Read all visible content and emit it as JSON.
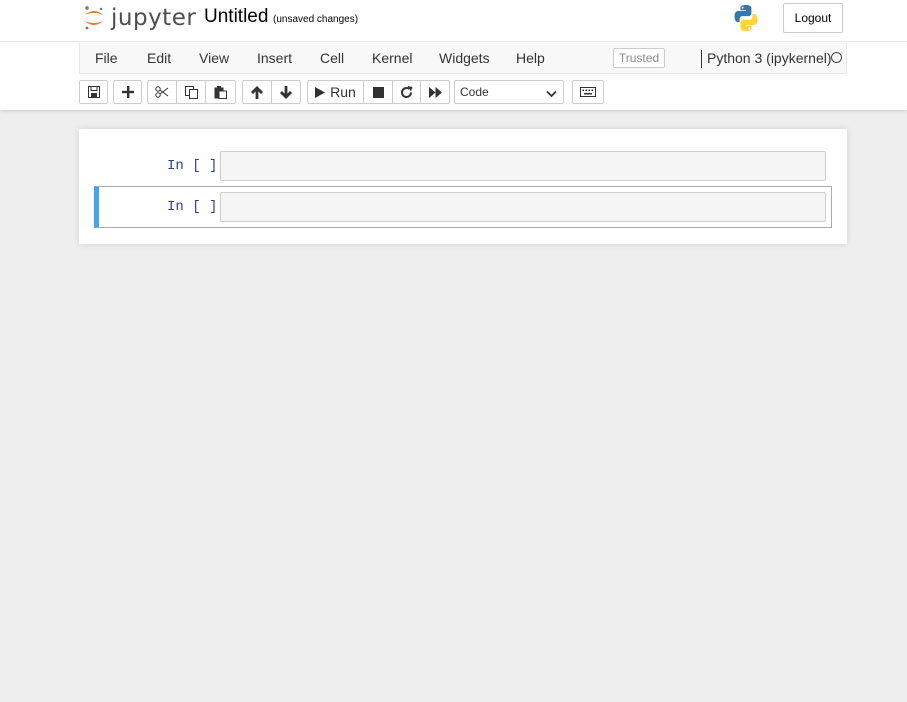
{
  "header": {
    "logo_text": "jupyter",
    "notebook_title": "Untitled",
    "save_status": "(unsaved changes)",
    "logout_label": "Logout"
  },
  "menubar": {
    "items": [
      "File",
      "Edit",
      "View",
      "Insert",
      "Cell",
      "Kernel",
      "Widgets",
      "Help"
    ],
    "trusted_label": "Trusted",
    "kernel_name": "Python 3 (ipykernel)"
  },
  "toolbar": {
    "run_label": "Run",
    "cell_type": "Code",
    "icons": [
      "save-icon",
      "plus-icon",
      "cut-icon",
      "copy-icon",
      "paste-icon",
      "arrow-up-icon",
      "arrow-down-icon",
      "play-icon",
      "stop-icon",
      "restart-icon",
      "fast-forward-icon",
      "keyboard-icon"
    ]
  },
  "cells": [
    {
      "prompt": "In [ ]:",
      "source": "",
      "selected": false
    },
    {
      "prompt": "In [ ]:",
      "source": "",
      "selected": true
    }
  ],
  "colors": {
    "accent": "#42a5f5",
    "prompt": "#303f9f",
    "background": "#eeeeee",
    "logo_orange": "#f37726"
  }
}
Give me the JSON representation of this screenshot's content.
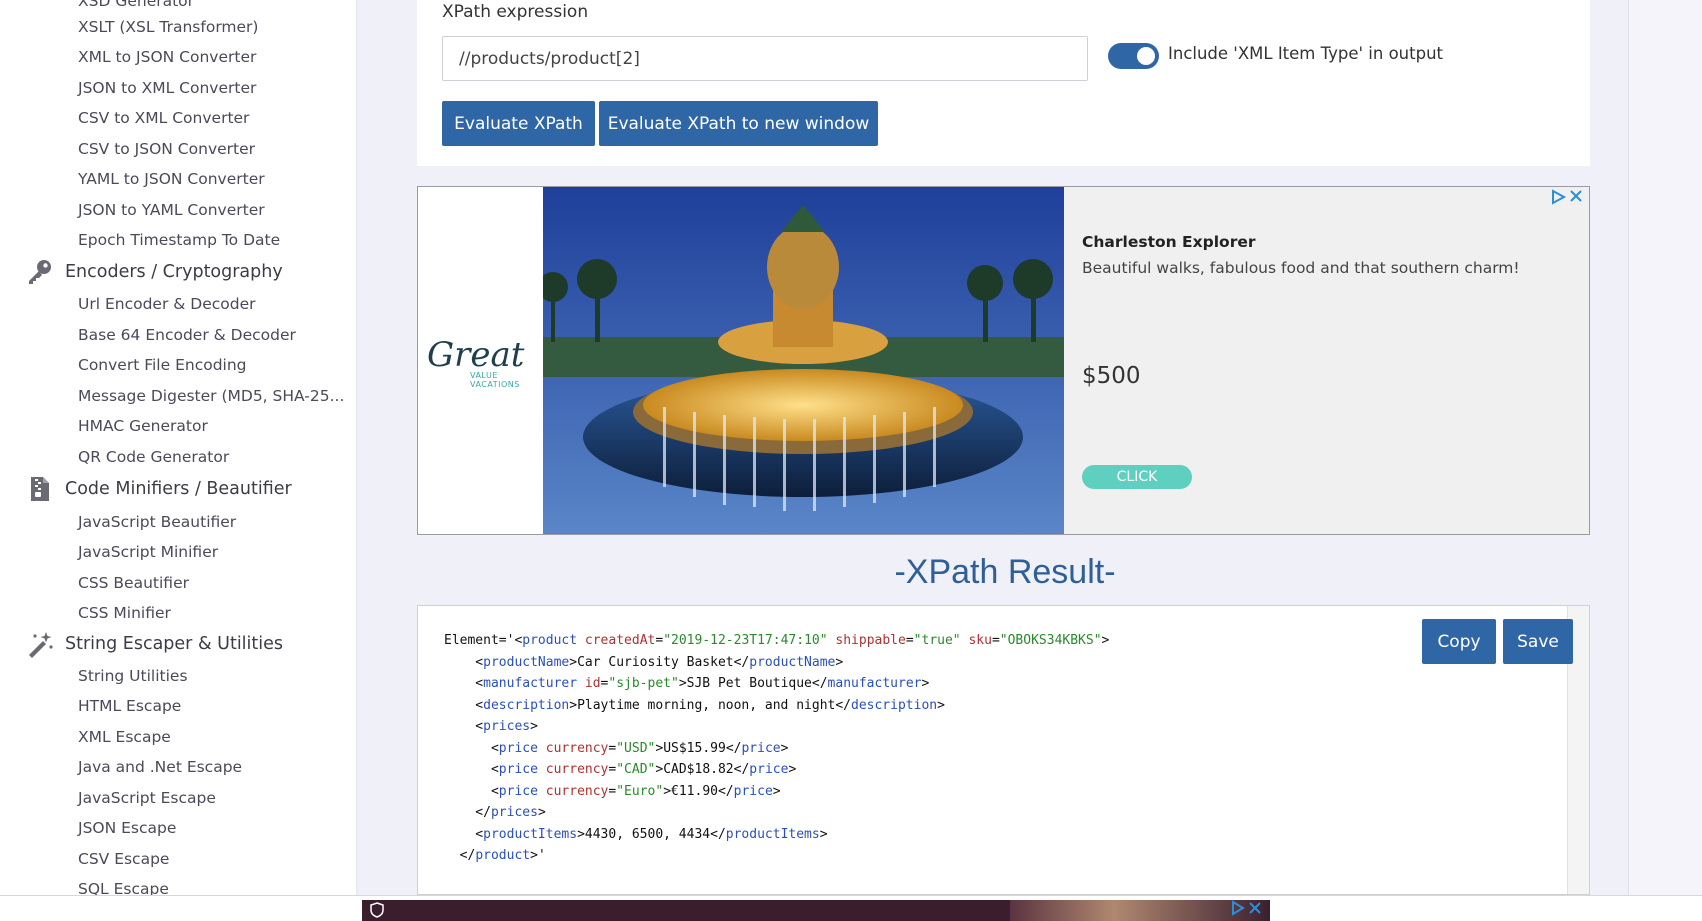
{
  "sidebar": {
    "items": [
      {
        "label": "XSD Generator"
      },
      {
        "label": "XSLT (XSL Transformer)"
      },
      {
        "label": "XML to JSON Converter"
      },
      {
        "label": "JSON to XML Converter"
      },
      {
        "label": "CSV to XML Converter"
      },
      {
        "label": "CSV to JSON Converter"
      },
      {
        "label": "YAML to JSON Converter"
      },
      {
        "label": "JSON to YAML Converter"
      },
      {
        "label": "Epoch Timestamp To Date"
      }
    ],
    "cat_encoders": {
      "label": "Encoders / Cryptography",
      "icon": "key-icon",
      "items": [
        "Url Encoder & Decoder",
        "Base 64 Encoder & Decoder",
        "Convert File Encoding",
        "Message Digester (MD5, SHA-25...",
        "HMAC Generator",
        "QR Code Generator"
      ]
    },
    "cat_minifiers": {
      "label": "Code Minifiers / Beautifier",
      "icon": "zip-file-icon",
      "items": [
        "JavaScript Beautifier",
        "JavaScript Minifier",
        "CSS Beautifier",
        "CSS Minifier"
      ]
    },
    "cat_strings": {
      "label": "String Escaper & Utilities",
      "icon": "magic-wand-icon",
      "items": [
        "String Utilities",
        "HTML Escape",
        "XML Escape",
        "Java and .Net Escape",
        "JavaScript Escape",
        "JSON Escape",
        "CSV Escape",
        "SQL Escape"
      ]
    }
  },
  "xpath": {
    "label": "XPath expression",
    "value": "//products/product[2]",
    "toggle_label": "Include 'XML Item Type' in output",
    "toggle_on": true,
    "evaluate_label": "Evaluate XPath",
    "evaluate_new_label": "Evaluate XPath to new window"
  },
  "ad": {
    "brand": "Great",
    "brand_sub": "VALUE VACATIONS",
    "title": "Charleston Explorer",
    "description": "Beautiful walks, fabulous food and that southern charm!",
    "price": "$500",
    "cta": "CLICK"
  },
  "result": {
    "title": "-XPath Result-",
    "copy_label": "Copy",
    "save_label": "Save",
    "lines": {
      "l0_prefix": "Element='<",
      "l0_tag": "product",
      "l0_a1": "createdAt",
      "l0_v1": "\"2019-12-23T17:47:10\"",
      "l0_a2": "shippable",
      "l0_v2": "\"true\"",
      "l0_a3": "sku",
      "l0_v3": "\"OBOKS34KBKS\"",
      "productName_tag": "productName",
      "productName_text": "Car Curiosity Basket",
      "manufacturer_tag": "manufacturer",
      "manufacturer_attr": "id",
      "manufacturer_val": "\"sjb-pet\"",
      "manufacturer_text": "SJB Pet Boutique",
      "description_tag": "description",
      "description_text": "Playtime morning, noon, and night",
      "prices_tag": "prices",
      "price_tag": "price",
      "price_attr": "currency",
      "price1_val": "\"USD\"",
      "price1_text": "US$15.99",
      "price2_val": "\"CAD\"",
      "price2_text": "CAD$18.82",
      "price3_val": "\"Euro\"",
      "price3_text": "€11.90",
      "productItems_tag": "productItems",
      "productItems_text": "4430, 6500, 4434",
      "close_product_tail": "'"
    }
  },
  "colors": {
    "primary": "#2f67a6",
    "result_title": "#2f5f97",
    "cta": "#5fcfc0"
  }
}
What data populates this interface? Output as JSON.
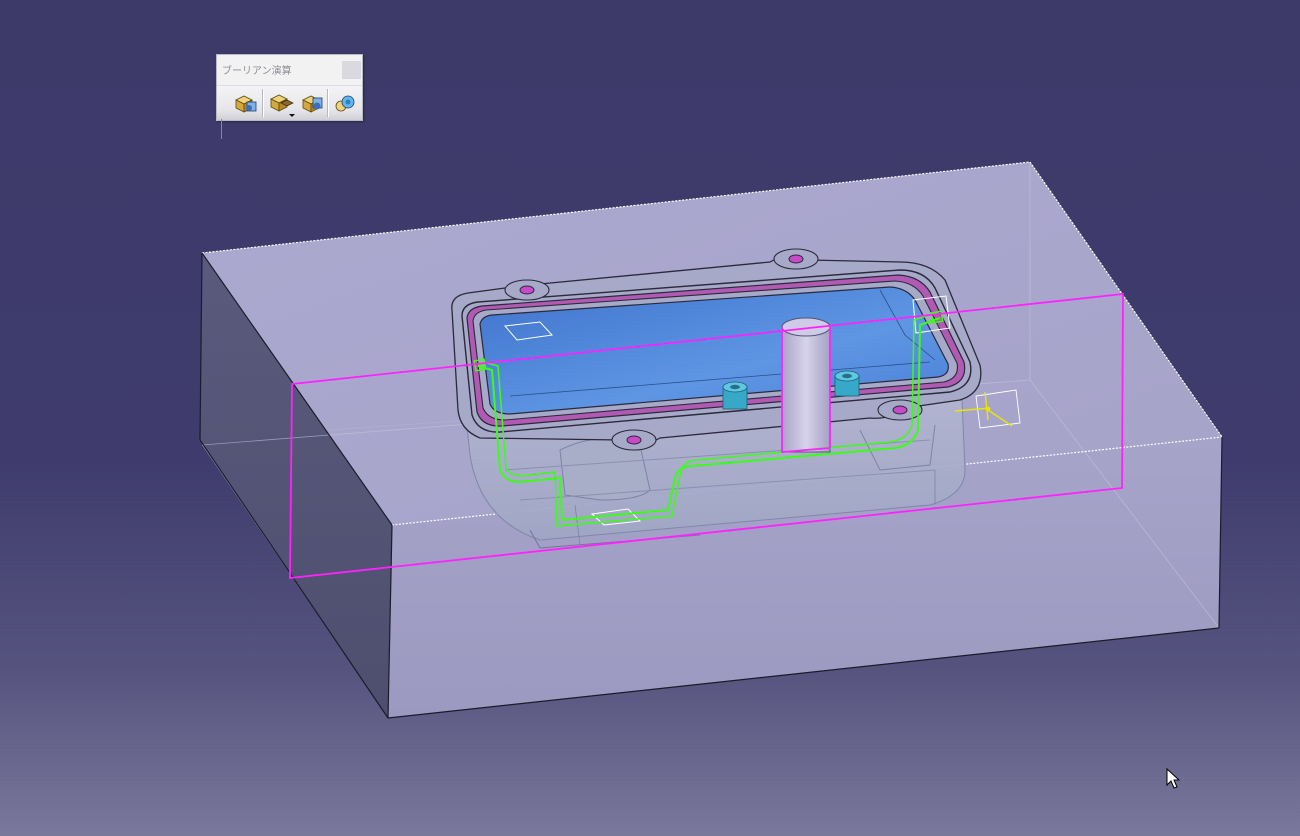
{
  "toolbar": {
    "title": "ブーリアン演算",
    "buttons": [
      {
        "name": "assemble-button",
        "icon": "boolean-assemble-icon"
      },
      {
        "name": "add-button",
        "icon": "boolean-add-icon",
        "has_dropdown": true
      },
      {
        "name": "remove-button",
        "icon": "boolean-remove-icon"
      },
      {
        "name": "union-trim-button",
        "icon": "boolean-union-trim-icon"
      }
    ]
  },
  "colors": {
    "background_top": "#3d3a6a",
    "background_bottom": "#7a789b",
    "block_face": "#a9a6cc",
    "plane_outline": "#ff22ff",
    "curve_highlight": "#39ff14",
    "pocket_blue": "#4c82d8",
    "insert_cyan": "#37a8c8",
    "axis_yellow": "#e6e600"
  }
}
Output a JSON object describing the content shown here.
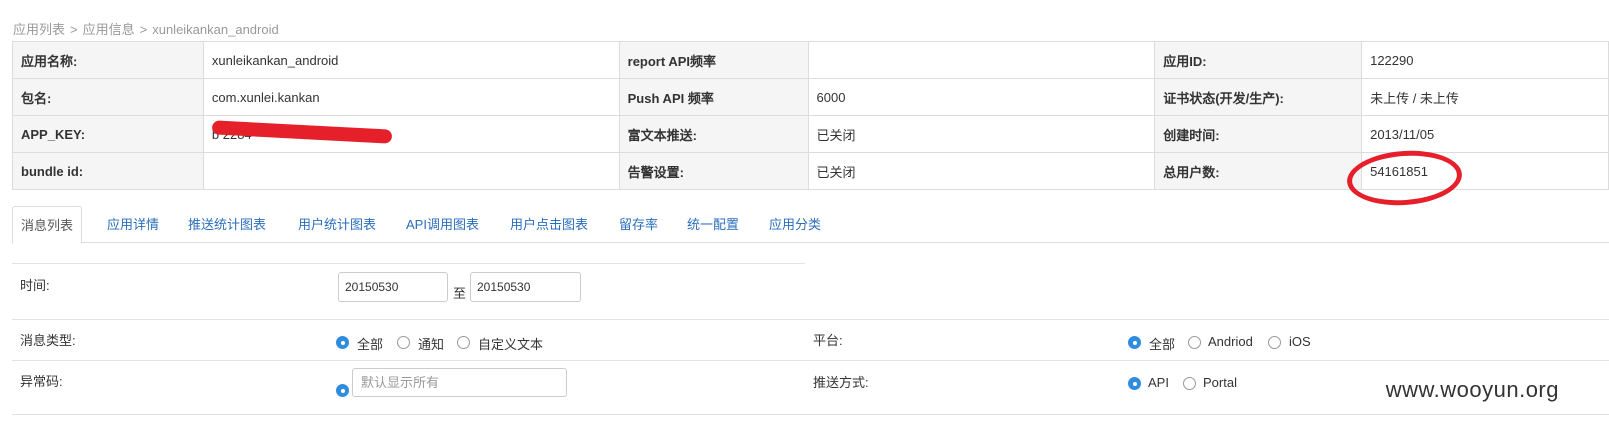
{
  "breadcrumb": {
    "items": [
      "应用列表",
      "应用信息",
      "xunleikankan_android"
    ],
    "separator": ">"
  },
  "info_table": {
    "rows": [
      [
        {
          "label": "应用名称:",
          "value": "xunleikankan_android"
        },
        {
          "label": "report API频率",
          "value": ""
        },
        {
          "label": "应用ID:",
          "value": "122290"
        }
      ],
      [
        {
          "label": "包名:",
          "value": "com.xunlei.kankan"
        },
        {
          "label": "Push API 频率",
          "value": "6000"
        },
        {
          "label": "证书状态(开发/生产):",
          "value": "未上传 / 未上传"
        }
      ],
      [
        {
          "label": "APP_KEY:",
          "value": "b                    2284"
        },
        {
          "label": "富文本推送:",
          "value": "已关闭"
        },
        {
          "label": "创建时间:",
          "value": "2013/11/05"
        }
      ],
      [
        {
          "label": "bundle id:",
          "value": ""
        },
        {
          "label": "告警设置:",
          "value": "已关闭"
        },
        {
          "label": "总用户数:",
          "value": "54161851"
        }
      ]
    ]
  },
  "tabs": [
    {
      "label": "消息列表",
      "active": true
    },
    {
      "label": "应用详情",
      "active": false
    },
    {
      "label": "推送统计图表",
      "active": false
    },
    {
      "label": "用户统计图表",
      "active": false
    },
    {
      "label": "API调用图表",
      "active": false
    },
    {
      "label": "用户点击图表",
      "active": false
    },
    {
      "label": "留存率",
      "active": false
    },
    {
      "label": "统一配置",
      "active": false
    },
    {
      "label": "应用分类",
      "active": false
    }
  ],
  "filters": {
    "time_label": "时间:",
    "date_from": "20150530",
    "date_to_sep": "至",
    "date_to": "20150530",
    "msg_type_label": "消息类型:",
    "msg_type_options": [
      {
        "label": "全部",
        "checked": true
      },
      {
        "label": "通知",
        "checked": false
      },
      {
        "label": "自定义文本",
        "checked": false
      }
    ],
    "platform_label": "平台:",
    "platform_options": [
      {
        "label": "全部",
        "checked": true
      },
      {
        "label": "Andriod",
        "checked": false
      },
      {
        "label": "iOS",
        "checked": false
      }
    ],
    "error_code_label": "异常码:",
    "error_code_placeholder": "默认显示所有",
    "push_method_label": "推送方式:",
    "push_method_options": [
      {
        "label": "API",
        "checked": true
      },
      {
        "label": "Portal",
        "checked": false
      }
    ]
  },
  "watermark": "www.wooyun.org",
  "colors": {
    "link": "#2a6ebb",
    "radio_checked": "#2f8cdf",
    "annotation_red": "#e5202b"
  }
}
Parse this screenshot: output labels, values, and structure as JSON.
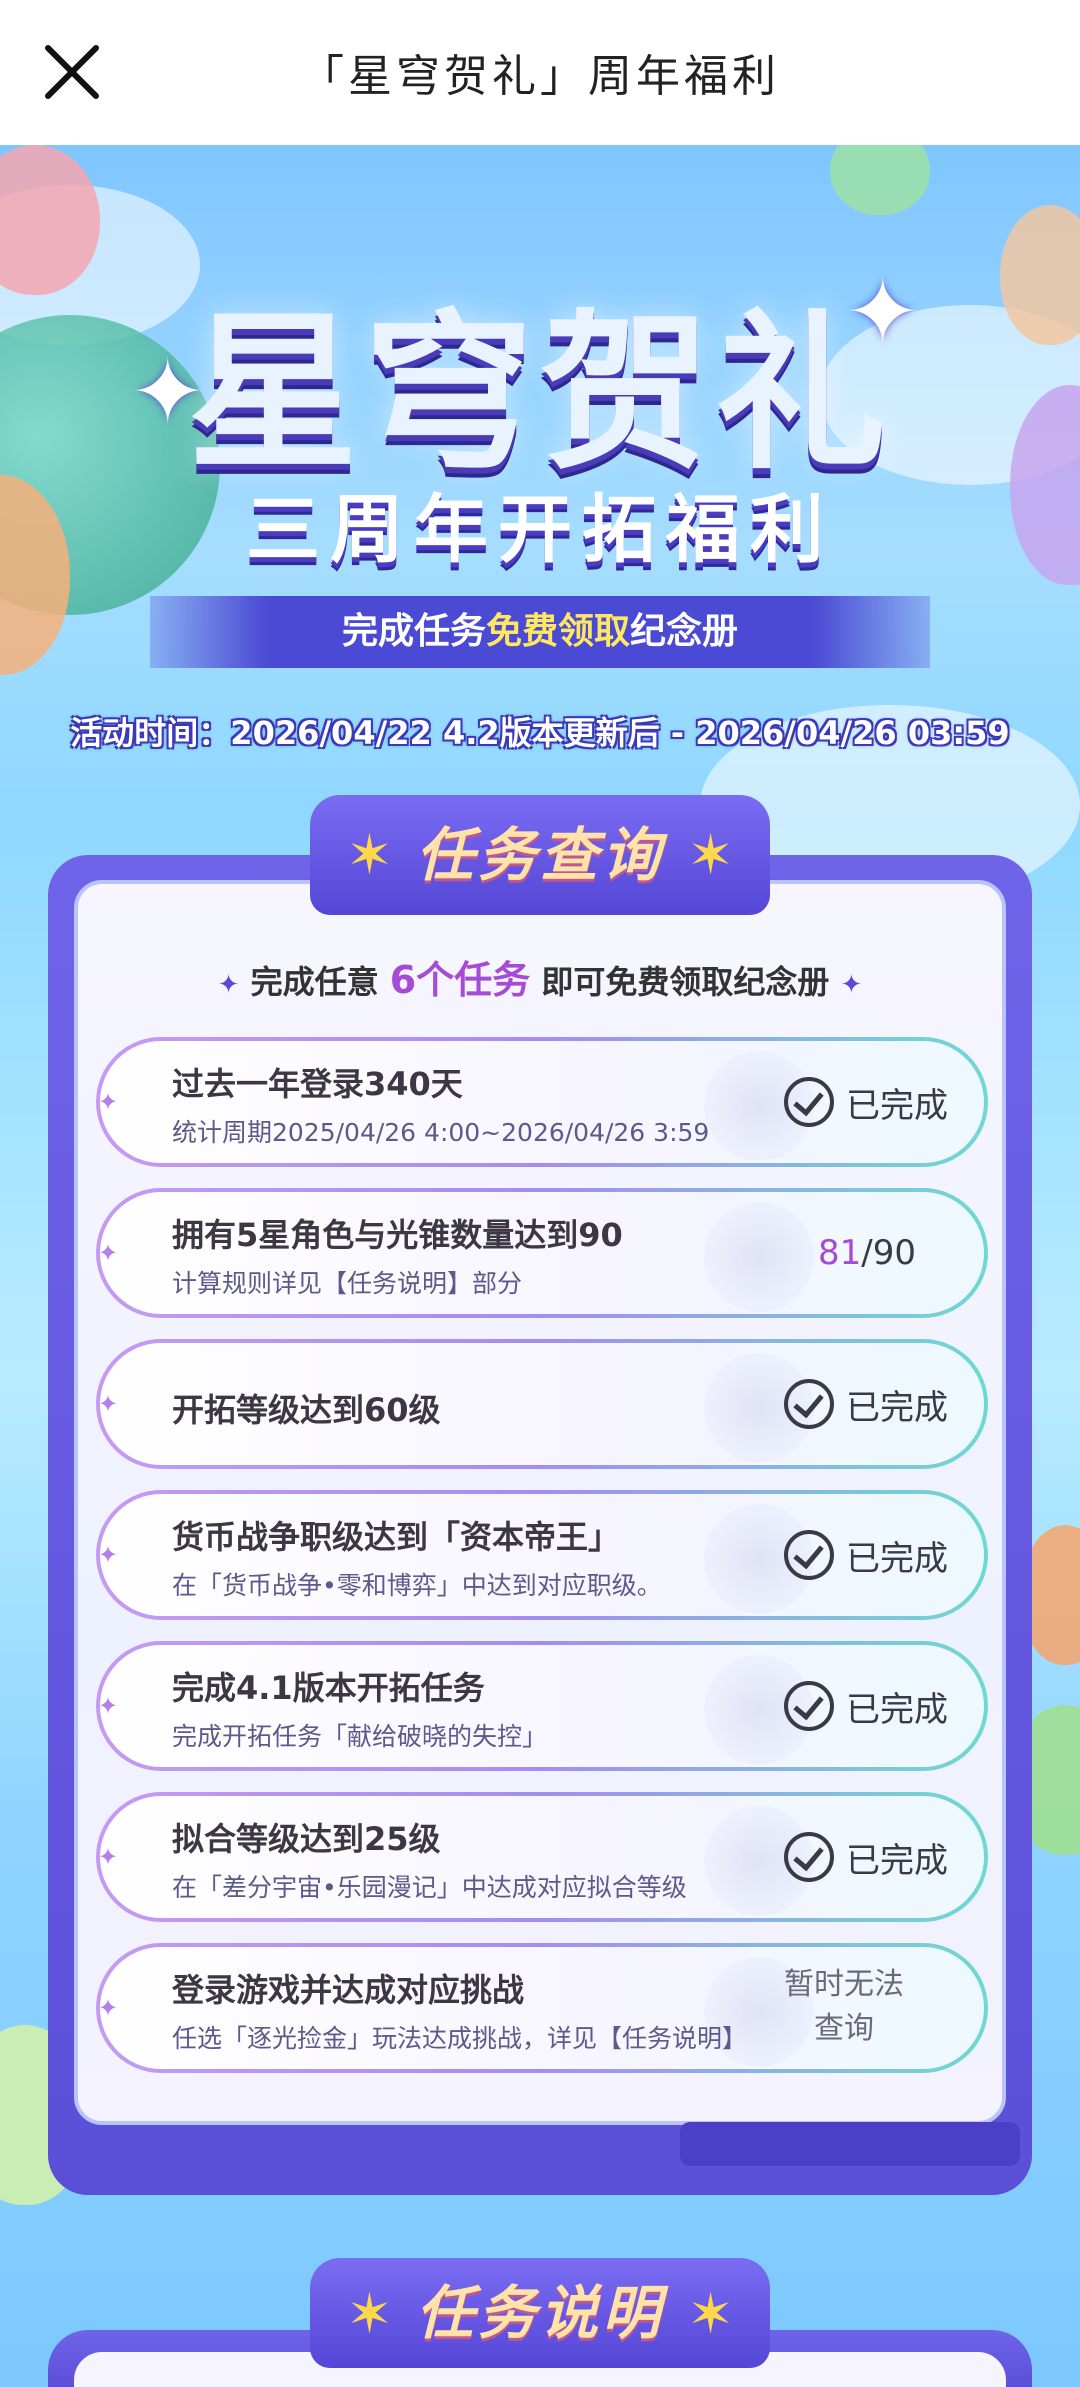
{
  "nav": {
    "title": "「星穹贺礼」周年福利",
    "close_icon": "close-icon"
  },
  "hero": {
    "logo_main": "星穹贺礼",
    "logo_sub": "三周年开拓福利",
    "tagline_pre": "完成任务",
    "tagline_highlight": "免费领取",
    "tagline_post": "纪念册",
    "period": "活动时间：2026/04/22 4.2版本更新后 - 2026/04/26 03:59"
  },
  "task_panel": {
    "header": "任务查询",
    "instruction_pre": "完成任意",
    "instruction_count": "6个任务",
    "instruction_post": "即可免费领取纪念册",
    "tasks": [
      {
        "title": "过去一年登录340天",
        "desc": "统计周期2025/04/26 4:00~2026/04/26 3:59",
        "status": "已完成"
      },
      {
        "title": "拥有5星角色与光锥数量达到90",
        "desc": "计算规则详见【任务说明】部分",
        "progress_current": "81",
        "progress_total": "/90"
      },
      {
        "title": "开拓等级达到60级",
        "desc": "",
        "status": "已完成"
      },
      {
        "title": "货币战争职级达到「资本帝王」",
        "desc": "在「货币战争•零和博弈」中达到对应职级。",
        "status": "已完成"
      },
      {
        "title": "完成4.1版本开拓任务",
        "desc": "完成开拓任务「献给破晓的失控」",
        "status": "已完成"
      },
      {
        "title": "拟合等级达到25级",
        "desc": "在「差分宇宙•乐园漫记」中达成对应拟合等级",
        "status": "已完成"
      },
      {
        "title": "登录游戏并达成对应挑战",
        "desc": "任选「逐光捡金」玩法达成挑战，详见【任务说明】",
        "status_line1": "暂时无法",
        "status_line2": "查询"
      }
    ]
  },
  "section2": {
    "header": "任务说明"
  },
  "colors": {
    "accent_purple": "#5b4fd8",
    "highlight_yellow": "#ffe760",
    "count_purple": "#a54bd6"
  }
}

______

> **Aim of the task**
Show each line holding the word "content".

> **Task answer**
Read all visible content and emit it as JSON.
Give me the JSON representation of this screenshot's content.
Output a JSON object describing the content shown here.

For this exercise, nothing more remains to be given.